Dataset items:
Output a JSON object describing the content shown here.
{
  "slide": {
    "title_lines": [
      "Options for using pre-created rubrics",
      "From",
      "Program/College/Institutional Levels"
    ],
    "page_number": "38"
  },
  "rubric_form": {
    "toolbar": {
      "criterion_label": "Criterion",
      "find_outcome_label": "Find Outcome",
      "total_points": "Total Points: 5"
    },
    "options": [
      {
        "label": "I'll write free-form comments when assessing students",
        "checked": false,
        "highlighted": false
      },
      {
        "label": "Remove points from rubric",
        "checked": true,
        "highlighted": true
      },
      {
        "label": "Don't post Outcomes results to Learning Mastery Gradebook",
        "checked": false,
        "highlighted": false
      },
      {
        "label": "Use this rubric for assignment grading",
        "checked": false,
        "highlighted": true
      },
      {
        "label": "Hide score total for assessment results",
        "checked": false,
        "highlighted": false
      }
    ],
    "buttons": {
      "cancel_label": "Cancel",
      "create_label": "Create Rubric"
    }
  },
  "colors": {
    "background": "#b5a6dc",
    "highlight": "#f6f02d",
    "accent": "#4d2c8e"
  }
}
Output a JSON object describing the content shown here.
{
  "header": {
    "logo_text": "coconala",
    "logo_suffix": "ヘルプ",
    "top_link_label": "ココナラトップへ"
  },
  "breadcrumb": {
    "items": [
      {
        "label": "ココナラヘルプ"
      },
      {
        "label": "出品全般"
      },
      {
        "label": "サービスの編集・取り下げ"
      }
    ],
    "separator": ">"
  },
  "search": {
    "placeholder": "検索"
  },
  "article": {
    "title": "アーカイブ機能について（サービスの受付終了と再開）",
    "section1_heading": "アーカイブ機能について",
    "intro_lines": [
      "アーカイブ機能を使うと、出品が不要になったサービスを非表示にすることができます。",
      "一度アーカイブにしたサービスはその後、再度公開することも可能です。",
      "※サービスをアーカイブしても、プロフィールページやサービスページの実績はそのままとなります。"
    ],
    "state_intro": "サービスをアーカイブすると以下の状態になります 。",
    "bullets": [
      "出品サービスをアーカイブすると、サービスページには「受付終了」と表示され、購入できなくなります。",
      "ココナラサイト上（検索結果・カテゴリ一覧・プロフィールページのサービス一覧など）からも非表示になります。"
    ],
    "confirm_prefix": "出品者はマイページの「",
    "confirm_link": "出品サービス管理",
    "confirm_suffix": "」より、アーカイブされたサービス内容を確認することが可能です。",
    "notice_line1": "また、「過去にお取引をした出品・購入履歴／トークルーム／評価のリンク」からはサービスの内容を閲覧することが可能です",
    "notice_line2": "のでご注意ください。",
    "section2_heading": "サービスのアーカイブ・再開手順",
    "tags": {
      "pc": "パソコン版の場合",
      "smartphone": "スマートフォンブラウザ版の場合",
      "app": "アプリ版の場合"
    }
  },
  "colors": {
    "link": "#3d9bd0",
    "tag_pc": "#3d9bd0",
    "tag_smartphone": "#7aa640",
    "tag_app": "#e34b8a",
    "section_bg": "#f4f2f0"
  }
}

■ **Written instruction**: Exact output of every entry is required.

■ **Written reply**:
Output a JSON object describing the content shown here.
{
  "slide": {
    "title_lines": [
      "Options for using pre-created rubrics",
      "From",
      "Program/College/Institutional Levels"
    ],
    "page_number": "38"
  },
  "rubric_form": {
    "toolbar": {
      "criterion_label": "Criterion",
      "find_outcome_label": "Find Outcome",
      "total_points": "Total Points: 5"
    },
    "options": [
      {
        "label": "I'll write free-form comments when assessing students",
        "checked": false,
        "highlighted": false
      },
      {
        "label": "Remove points from rubric",
        "checked": true,
        "highlighted": true
      },
      {
        "label": "Don't post Outcomes results to Learning Mastery Gradebook",
        "checked": false,
        "highlighted": false
      },
      {
        "label": "Use this rubric for assignment grading",
        "checked": false,
        "highlighted": true
      },
      {
        "label": "Hide score total for assessment results",
        "checked": false,
        "highlighted": false
      }
    ],
    "buttons": {
      "cancel_label": "Cancel",
      "create_label": "Create Rubric"
    }
  },
  "colors": {
    "background": "#b5a6dc",
    "highlight": "#f6f02d",
    "accent": "#4d2c8e"
  }
}
Output a JSON object describing the content shown here.
{
  "header": {
    "logo_text": "coconala",
    "logo_suffix": "ヘルプ",
    "top_link_label": "ココナラトップへ"
  },
  "breadcrumb": {
    "items": [
      {
        "label": "ココナラヘルプ"
      },
      {
        "label": "出品全般"
      },
      {
        "label": "サービスの編集・取り下げ"
      }
    ],
    "separator": ">"
  },
  "search": {
    "placeholder": "検索"
  },
  "article": {
    "title": "アーカイブ機能について（サービスの受付終了と再開）",
    "section1_heading": "アーカイブ機能について",
    "intro_lines": [
      "アーカイブ機能を使うと、出品が不要になったサービスを非表示にすることができます。",
      "一度アーカイブにしたサービスはその後、再度公開することも可能です。",
      "※サービスをアーカイブしても、プロフィールページやサービスページの実績はそのままとなります。"
    ],
    "state_intro": "サービスをアーカイブすると以下の状態になります 。",
    "bullets": [
      "出品サービスをアーカイブすると、サービスページには「受付終了」と表示され、購入できなくなります。",
      "ココナラサイト上（検索結果・カテゴリ一覧・プロフィールページのサービス一覧など）からも非表示になります。"
    ],
    "confirm_prefix": "出品者はマイページの「",
    "confirm_link": "出品サービス管理",
    "confirm_suffix": "」より、アーカイブされたサービス内容を確認することが可能です。",
    "notice_line1": "また、「過去にお取引をした出品・購入履歴／トークルーム／評価のリンク」からはサービスの内容を閲覧することが可能です",
    "notice_line2": "のでご注意ください。",
    "section2_heading": "サービスのアーカイブ・再開手順",
    "tags": {
      "pc": "パソコン版の場合",
      "smartphone": "スマートフォンブラウザ版の場合",
      "app": "アプリ版の場合"
    }
  },
  "colors": {
    "link": "#3d9bd0",
    "tag_pc": "#3d9bd0",
    "tag_smartphone": "#7aa640",
    "tag_app": "#e34b8a",
    "section_bg": "#f4f2f0"
  }
}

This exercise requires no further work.